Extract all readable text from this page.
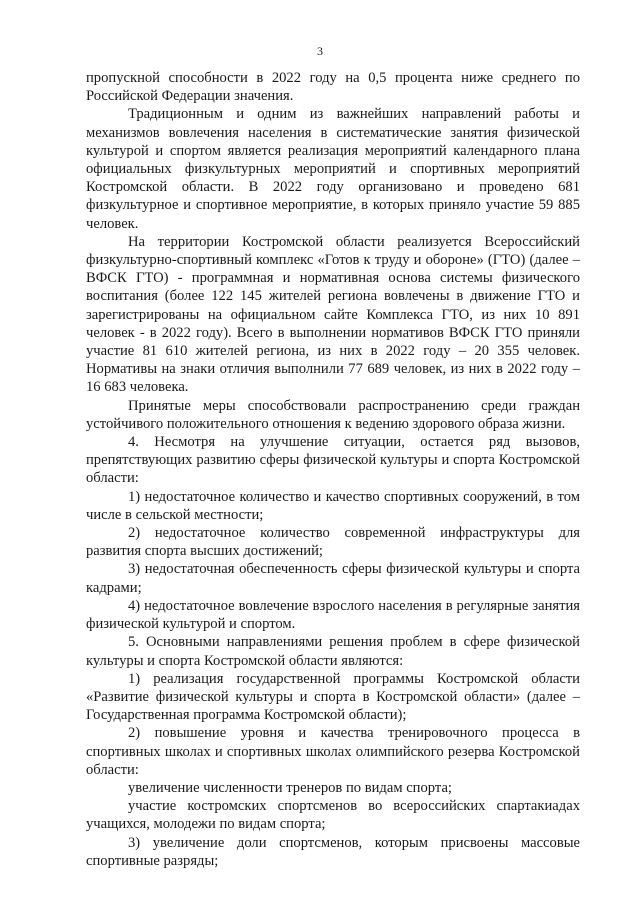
3

пропускной способности в 2022 году на 0,5 процента ниже среднего по Российской Федерации значения.

Традиционным и одним из важнейших направлений работы и механизмов вовлечения населения в систематические занятия физической культурой и спортом является реализация мероприятий календарного плана официальных физкультурных мероприятий и спортивных мероприятий Костромской области. В 2022 году организовано и проведено 681 физкультурное и спортивное мероприятие, в которых приняло участие 59 885 человек.

На территории Костромской области реализуется Всероссийский физкультурно-спортивный комплекс «Готов к труду и обороне» (ГТО) (далее – ВФСК ГТО) - программная и нормативная основа системы физического воспитания (более 122 145 жителей региона вовлечены в движение ГТО и зарегистрированы на официальном сайте Комплекса ГТО, из них 10 891 человек - в 2022 году). Всего в выполнении нормативов ВФСК ГТО приняли участие 81 610 жителей региона, из них в 2022 году – 20 355 человек. Нормативы на знаки отличия выполнили 77 689 человек, из них в 2022 году – 16 683 человека.

Принятые меры способствовали распространению среди граждан устойчивого положительного отношения к ведению здорового образа жизни.

4. Несмотря на улучшение ситуации, остается ряд вызовов, препятствующих развитию сферы физической культуры и спорта Костромской области:

1) недостаточное количество и качество спортивных сооружений, в том числе в сельской местности;

2) недостаточное количество современной инфраструктуры для развития спорта высших достижений;

3) недостаточная обеспеченность сферы физической культуры и спорта кадрами;

4) недостаточное вовлечение взрослого населения в регулярные занятия физической культурой и спортом.

5. Основными направлениями решения проблем в сфере физической культуры и спорта Костромской области являются:

1) реализация государственной программы Костромской области «Развитие физической культуры и спорта в Костромской области» (далее – Государственная программа Костромской области);

2) повышение уровня и качества тренировочного процесса в спортивных школах и спортивных школах олимпийского резерва Костромской области:

увеличение численности тренеров по видам спорта;

участие костромских спортсменов во всероссийских спартакиадах учащихся, молодежи по видам спорта;

3) увеличение доли спортсменов, которым присвоены массовые спортивные разряды;
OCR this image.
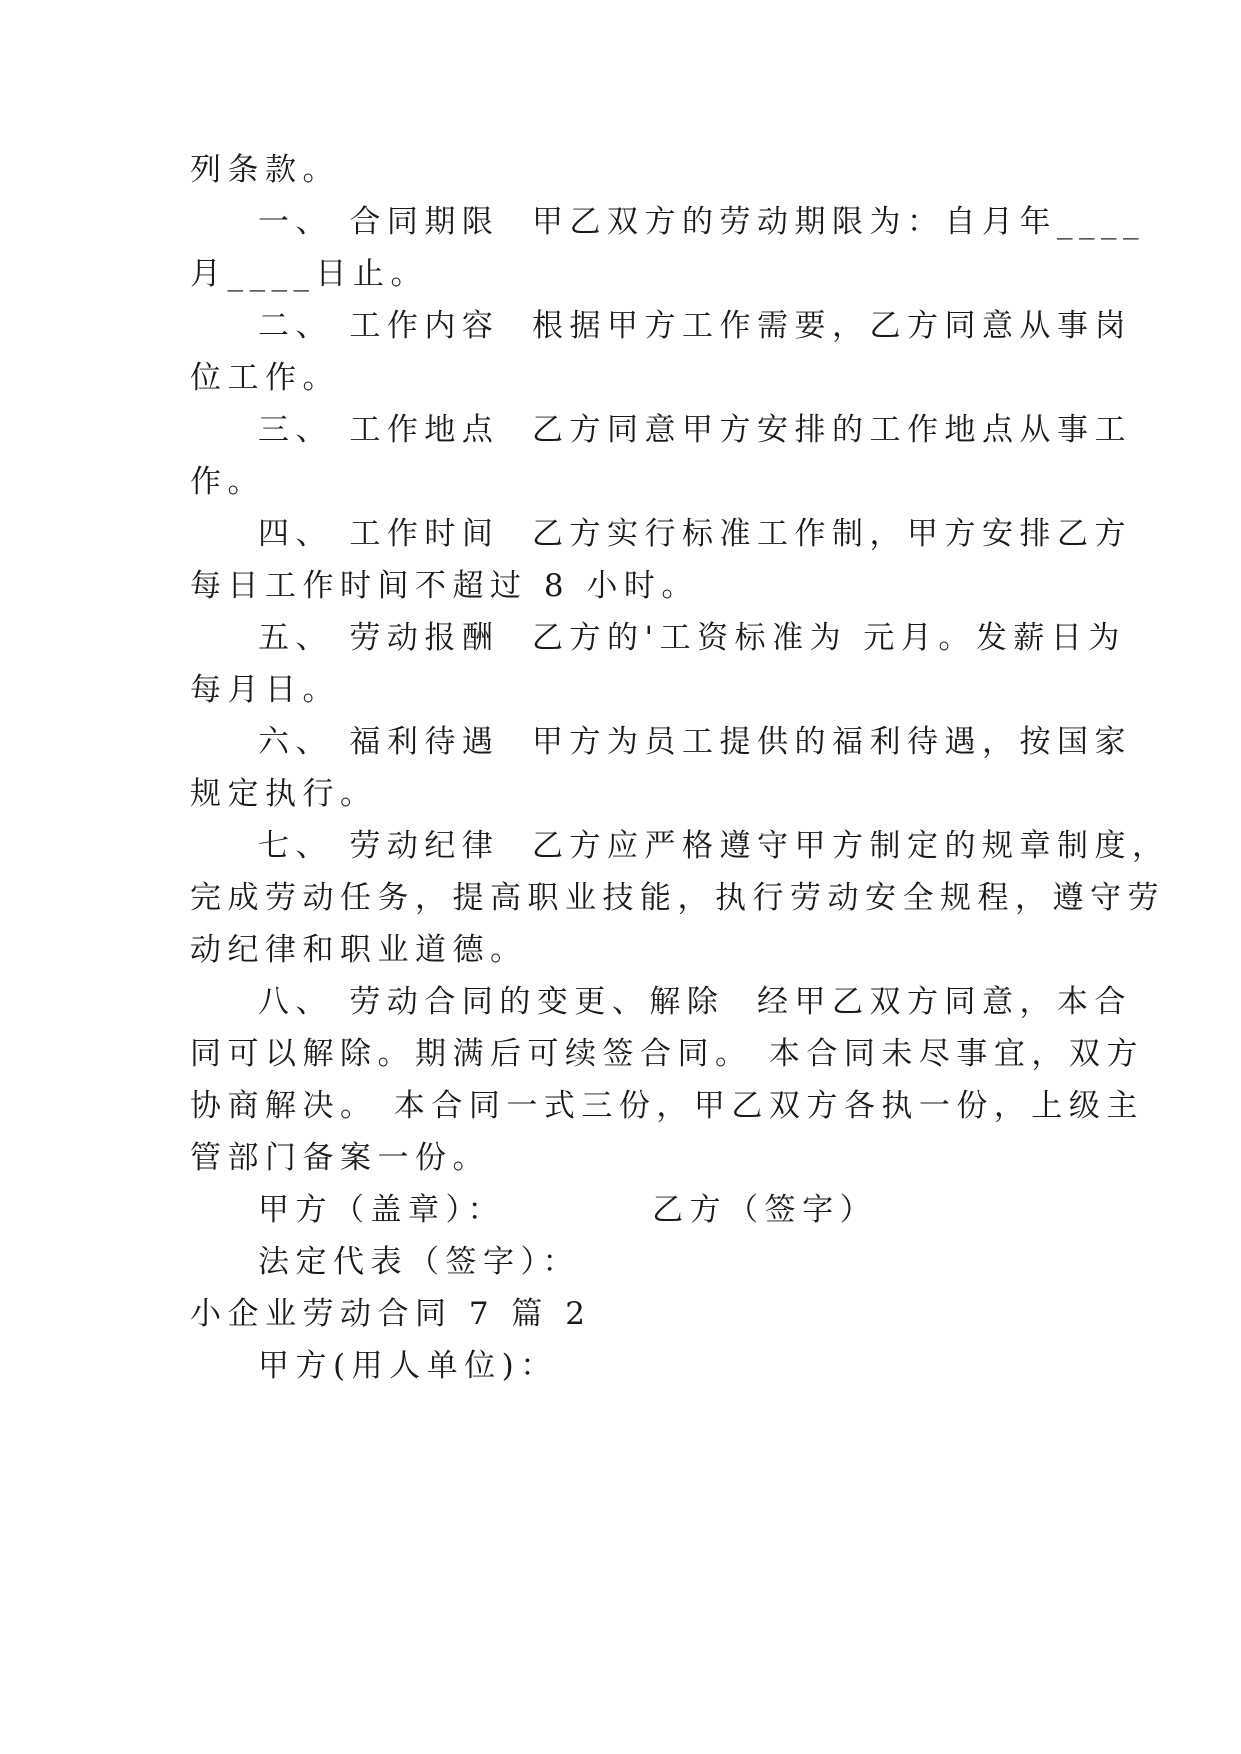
列条款。
一、 合同期限  甲乙双方的劳动期限为：自月年____
月____日止。
二、 工作内容  根据甲方工作需要，乙方同意从事岗
位工作。
三、 工作地点  乙方同意甲方安排的工作地点从事工
作。
四、 工作时间  乙方实行标准工作制，甲方安排乙方
每日工作时间不超过 8 小时。
五、 劳动报酬  乙方的'工资标准为 元月。发薪日为
每月日。
六、 福利待遇  甲方为员工提供的福利待遇，按国家
规定执行。
七、 劳动纪律  乙方应严格遵守甲方制定的规章制度，
完成劳动任务，提高职业技能，执行劳动安全规程，遵守劳
动纪律和职业道德。
八、 劳动合同的变更、解除  经甲乙双方同意，本合
同可以解除。期满后可续签合同。 本合同未尽事宜，双方
协商解决。 本合同一式三份，甲乙双方各执一份，上级主
管部门备案一份。
甲方（盖章）：         乙方（签字）
法定代表（签字）：
小企业劳动合同 7 篇 2
甲方(用人单位)：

================================

**Problem requirements:**
Quote the data above in full and without alteration; skip the pictures.

**Task answer:**
Extract all readable text from this page.
3

пропускной способности в 2022 году на 0,5 процента ниже среднего по Российской Федерации значения.

Традиционным и одним из важнейших направлений работы и механизмов вовлечения населения в систематические занятия физической культурой и спортом является реализация мероприятий календарного плана официальных физкультурных мероприятий и спортивных мероприятий Костромской области. В 2022 году организовано и проведено 681 физкультурное и спортивное мероприятие, в которых приняло участие 59 885 человек.

На территории Костромской области реализуется Всероссийский физкультурно-спортивный комплекс «Готов к труду и обороне» (ГТО) (далее – ВФСК ГТО) - программная и нормативная основа системы физического воспитания (более 122 145 жителей региона вовлечены в движение ГТО и зарегистрированы на официальном сайте Комплекса ГТО, из них 10 891 человек - в 2022 году). Всего в выполнении нормативов ВФСК ГТО приняли участие 81 610 жителей региона, из них в 2022 году – 20 355 человек. Нормативы на знаки отличия выполнили 77 689 человек, из них в 2022 году – 16 683 человека.

Принятые меры способствовали распространению среди граждан устойчивого положительного отношения к ведению здорового образа жизни.

4. Несмотря на улучшение ситуации, остается ряд вызовов, препятствующих развитию сферы физической культуры и спорта Костромской области:

1) недостаточное количество и качество спортивных сооружений, в том числе в сельской местности;

2) недостаточное количество современной инфраструктуры для развития спорта высших достижений;

3) недостаточная обеспеченность сферы физической культуры и спорта кадрами;

4) недостаточное вовлечение взрослого населения в регулярные занятия физической культурой и спортом.

5. Основными направлениями решения проблем в сфере физической культуры и спорта Костромской области являются:

1) реализация государственной программы Костромской области «Развитие физической культуры и спорта в Костромской области» (далее – Государственная программа Костромской области);

2) повышение уровня и качества тренировочного процесса в спортивных школах и спортивных школах олимпийского резерва Костромской области:

увеличение численности тренеров по видам спорта;

участие костромских спортсменов во всероссийских спартакиадах учащихся, молодежи по видам спорта;

3) увеличение доли спортсменов, которым присвоены массовые спортивные разряды;
OCR this image.
列条款。
一、 合同期限  甲乙双方的劳动期限为：自月年____
月____日止。
二、 工作内容  根据甲方工作需要，乙方同意从事岗
位工作。
三、 工作地点  乙方同意甲方安排的工作地点从事工
作。
四、 工作时间  乙方实行标准工作制，甲方安排乙方
每日工作时间不超过 8 小时。
五、 劳动报酬  乙方的'工资标准为 元月。发薪日为
每月日。
六、 福利待遇  甲方为员工提供的福利待遇，按国家
规定执行。
七、 劳动纪律  乙方应严格遵守甲方制定的规章制度，
完成劳动任务，提高职业技能，执行劳动安全规程，遵守劳
动纪律和职业道德。
八、 劳动合同的变更、解除  经甲乙双方同意，本合
同可以解除。期满后可续签合同。 本合同未尽事宜，双方
协商解决。 本合同一式三份，甲乙双方各执一份，上级主
管部门备案一份。
甲方（盖章）：         乙方（签字）
法定代表（签字）：
小企业劳动合同 7 篇 2
甲方(用人单位)：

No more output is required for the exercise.